Stated goal: Below are some records; return each one exactly.
-- Data for this exercise start --
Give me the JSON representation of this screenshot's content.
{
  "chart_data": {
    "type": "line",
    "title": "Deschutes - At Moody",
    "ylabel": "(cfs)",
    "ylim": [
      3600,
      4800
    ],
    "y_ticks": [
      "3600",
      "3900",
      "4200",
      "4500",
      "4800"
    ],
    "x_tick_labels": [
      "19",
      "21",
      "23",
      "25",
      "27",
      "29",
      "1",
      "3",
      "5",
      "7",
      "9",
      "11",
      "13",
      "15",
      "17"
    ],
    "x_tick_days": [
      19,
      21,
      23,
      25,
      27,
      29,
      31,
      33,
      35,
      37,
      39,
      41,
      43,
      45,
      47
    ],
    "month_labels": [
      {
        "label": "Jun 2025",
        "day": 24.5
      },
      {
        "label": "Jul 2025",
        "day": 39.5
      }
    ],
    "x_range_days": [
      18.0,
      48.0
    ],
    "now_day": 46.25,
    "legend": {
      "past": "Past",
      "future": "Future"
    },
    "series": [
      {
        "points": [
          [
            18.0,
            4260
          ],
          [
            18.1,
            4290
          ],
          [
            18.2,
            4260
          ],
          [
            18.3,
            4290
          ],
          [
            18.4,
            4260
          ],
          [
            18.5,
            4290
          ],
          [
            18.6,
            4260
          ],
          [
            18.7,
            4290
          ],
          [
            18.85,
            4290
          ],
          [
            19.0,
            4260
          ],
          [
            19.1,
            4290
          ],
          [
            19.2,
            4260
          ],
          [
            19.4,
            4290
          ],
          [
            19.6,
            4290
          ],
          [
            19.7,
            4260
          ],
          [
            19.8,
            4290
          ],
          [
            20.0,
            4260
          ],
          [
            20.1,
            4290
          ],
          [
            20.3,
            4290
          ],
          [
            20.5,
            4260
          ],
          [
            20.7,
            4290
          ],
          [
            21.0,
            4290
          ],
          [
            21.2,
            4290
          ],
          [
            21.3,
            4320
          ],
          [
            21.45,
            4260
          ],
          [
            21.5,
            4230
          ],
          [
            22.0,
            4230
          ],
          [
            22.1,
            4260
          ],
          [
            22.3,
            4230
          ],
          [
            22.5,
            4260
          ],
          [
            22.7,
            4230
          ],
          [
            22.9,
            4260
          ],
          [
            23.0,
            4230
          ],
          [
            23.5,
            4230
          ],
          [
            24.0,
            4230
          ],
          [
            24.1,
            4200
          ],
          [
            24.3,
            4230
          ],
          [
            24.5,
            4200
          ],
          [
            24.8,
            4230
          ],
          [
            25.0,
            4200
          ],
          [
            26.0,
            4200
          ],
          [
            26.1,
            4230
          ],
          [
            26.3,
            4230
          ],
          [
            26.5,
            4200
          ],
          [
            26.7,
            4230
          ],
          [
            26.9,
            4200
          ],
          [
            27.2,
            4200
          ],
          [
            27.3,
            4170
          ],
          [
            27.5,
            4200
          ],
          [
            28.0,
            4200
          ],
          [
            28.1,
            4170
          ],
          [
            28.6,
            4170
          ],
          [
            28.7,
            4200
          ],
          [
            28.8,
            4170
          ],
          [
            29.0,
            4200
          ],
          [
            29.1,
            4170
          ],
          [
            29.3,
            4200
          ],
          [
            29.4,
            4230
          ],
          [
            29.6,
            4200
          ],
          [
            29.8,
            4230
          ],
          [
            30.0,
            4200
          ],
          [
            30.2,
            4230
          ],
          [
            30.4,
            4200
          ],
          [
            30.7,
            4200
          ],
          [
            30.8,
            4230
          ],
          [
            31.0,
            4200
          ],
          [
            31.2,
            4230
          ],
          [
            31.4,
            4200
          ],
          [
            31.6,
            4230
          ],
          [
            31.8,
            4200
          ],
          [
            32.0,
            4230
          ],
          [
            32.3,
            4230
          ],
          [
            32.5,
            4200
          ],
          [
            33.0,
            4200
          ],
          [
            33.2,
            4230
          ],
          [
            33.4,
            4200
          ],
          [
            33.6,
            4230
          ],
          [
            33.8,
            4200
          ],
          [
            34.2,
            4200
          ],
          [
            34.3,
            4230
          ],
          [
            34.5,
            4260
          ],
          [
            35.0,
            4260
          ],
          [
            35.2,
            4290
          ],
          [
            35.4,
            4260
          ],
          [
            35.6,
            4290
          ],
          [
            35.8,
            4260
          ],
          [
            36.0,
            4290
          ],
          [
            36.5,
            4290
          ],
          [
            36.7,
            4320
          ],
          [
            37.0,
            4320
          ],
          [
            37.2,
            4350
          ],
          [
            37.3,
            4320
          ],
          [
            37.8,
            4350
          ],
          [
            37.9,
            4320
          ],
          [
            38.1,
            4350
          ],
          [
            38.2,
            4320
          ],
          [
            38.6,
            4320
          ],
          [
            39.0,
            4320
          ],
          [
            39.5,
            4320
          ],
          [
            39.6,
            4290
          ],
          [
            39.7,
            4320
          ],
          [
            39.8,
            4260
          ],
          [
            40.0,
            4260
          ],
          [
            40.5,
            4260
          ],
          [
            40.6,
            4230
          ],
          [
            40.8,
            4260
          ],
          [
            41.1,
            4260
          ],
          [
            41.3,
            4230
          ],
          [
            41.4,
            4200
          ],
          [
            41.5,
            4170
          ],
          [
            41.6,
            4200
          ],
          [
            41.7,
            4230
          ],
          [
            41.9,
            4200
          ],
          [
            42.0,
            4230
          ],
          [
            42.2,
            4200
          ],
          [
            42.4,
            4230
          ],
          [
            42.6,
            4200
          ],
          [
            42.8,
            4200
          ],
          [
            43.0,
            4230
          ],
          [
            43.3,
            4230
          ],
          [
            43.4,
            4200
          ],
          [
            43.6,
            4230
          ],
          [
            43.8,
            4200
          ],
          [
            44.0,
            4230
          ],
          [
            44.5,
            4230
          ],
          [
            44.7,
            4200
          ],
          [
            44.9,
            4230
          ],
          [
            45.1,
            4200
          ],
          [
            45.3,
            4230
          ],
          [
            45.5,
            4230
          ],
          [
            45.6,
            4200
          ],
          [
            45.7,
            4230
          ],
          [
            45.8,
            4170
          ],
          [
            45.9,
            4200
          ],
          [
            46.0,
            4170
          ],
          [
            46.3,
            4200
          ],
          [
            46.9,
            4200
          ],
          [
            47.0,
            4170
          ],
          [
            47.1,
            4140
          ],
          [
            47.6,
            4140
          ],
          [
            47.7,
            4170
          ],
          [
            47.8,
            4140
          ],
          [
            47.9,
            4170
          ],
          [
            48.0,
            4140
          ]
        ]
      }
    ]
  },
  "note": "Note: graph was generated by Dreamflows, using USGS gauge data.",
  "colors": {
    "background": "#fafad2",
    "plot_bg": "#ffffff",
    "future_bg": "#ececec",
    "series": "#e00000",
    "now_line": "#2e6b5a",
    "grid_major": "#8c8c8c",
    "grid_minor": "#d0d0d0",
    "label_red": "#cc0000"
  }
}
-- Data for this exercise end --
Solution for this problem:
Give me the JSON representation of this screenshot's content.
{
  "chart_data": {
    "type": "line",
    "title": "Deschutes - At Moody",
    "ylabel": "(cfs)",
    "ylim": [
      3600,
      4800
    ],
    "y_ticks": [
      "3600",
      "3900",
      "4200",
      "4500",
      "4800"
    ],
    "x_tick_labels": [
      "19",
      "21",
      "23",
      "25",
      "27",
      "29",
      "1",
      "3",
      "5",
      "7",
      "9",
      "11",
      "13",
      "15",
      "17"
    ],
    "x_tick_days": [
      19,
      21,
      23,
      25,
      27,
      29,
      31,
      33,
      35,
      37,
      39,
      41,
      43,
      45,
      47
    ],
    "month_labels": [
      {
        "label": "Jun 2025",
        "day": 24.5
      },
      {
        "label": "Jul 2025",
        "day": 39.5
      }
    ],
    "x_range_days": [
      18.0,
      48.0
    ],
    "now_day": 46.25,
    "legend": {
      "past": "Past",
      "future": "Future"
    },
    "series": [
      {
        "points": [
          [
            18.0,
            4260
          ],
          [
            18.1,
            4290
          ],
          [
            18.2,
            4260
          ],
          [
            18.3,
            4290
          ],
          [
            18.4,
            4260
          ],
          [
            18.5,
            4290
          ],
          [
            18.6,
            4260
          ],
          [
            18.7,
            4290
          ],
          [
            18.85,
            4290
          ],
          [
            19.0,
            4260
          ],
          [
            19.1,
            4290
          ],
          [
            19.2,
            4260
          ],
          [
            19.4,
            4290
          ],
          [
            19.6,
            4290
          ],
          [
            19.7,
            4260
          ],
          [
            19.8,
            4290
          ],
          [
            20.0,
            4260
          ],
          [
            20.1,
            4290
          ],
          [
            20.3,
            4290
          ],
          [
            20.5,
            4260
          ],
          [
            20.7,
            4290
          ],
          [
            21.0,
            4290
          ],
          [
            21.2,
            4290
          ],
          [
            21.3,
            4320
          ],
          [
            21.45,
            4260
          ],
          [
            21.5,
            4230
          ],
          [
            22.0,
            4230
          ],
          [
            22.1,
            4260
          ],
          [
            22.3,
            4230
          ],
          [
            22.5,
            4260
          ],
          [
            22.7,
            4230
          ],
          [
            22.9,
            4260
          ],
          [
            23.0,
            4230
          ],
          [
            23.5,
            4230
          ],
          [
            24.0,
            4230
          ],
          [
            24.1,
            4200
          ],
          [
            24.3,
            4230
          ],
          [
            24.5,
            4200
          ],
          [
            24.8,
            4230
          ],
          [
            25.0,
            4200
          ],
          [
            26.0,
            4200
          ],
          [
            26.1,
            4230
          ],
          [
            26.3,
            4230
          ],
          [
            26.5,
            4200
          ],
          [
            26.7,
            4230
          ],
          [
            26.9,
            4200
          ],
          [
            27.2,
            4200
          ],
          [
            27.3,
            4170
          ],
          [
            27.5,
            4200
          ],
          [
            28.0,
            4200
          ],
          [
            28.1,
            4170
          ],
          [
            28.6,
            4170
          ],
          [
            28.7,
            4200
          ],
          [
            28.8,
            4170
          ],
          [
            29.0,
            4200
          ],
          [
            29.1,
            4170
          ],
          [
            29.3,
            4200
          ],
          [
            29.4,
            4230
          ],
          [
            29.6,
            4200
          ],
          [
            29.8,
            4230
          ],
          [
            30.0,
            4200
          ],
          [
            30.2,
            4230
          ],
          [
            30.4,
            4200
          ],
          [
            30.7,
            4200
          ],
          [
            30.8,
            4230
          ],
          [
            31.0,
            4200
          ],
          [
            31.2,
            4230
          ],
          [
            31.4,
            4200
          ],
          [
            31.6,
            4230
          ],
          [
            31.8,
            4200
          ],
          [
            32.0,
            4230
          ],
          [
            32.3,
            4230
          ],
          [
            32.5,
            4200
          ],
          [
            33.0,
            4200
          ],
          [
            33.2,
            4230
          ],
          [
            33.4,
            4200
          ],
          [
            33.6,
            4230
          ],
          [
            33.8,
            4200
          ],
          [
            34.2,
            4200
          ],
          [
            34.3,
            4230
          ],
          [
            34.5,
            4260
          ],
          [
            35.0,
            4260
          ],
          [
            35.2,
            4290
          ],
          [
            35.4,
            4260
          ],
          [
            35.6,
            4290
          ],
          [
            35.8,
            4260
          ],
          [
            36.0,
            4290
          ],
          [
            36.5,
            4290
          ],
          [
            36.7,
            4320
          ],
          [
            37.0,
            4320
          ],
          [
            37.2,
            4350
          ],
          [
            37.3,
            4320
          ],
          [
            37.8,
            4350
          ],
          [
            37.9,
            4320
          ],
          [
            38.1,
            4350
          ],
          [
            38.2,
            4320
          ],
          [
            38.6,
            4320
          ],
          [
            39.0,
            4320
          ],
          [
            39.5,
            4320
          ],
          [
            39.6,
            4290
          ],
          [
            39.7,
            4320
          ],
          [
            39.8,
            4260
          ],
          [
            40.0,
            4260
          ],
          [
            40.5,
            4260
          ],
          [
            40.6,
            4230
          ],
          [
            40.8,
            4260
          ],
          [
            41.1,
            4260
          ],
          [
            41.3,
            4230
          ],
          [
            41.4,
            4200
          ],
          [
            41.5,
            4170
          ],
          [
            41.6,
            4200
          ],
          [
            41.7,
            4230
          ],
          [
            41.9,
            4200
          ],
          [
            42.0,
            4230
          ],
          [
            42.2,
            4200
          ],
          [
            42.4,
            4230
          ],
          [
            42.6,
            4200
          ],
          [
            42.8,
            4200
          ],
          [
            43.0,
            4230
          ],
          [
            43.3,
            4230
          ],
          [
            43.4,
            4200
          ],
          [
            43.6,
            4230
          ],
          [
            43.8,
            4200
          ],
          [
            44.0,
            4230
          ],
          [
            44.5,
            4230
          ],
          [
            44.7,
            4200
          ],
          [
            44.9,
            4230
          ],
          [
            45.1,
            4200
          ],
          [
            45.3,
            4230
          ],
          [
            45.5,
            4230
          ],
          [
            45.6,
            4200
          ],
          [
            45.7,
            4230
          ],
          [
            45.8,
            4170
          ],
          [
            45.9,
            4200
          ],
          [
            46.0,
            4170
          ],
          [
            46.3,
            4200
          ],
          [
            46.9,
            4200
          ],
          [
            47.0,
            4170
          ],
          [
            47.1,
            4140
          ],
          [
            47.6,
            4140
          ],
          [
            47.7,
            4170
          ],
          [
            47.8,
            4140
          ],
          [
            47.9,
            4170
          ],
          [
            48.0,
            4140
          ]
        ]
      }
    ]
  },
  "note": "Note: graph was generated by Dreamflows, using USGS gauge data.",
  "colors": {
    "background": "#fafad2",
    "plot_bg": "#ffffff",
    "future_bg": "#ececec",
    "series": "#e00000",
    "now_line": "#2e6b5a",
    "grid_major": "#8c8c8c",
    "grid_minor": "#d0d0d0",
    "label_red": "#cc0000"
  }
}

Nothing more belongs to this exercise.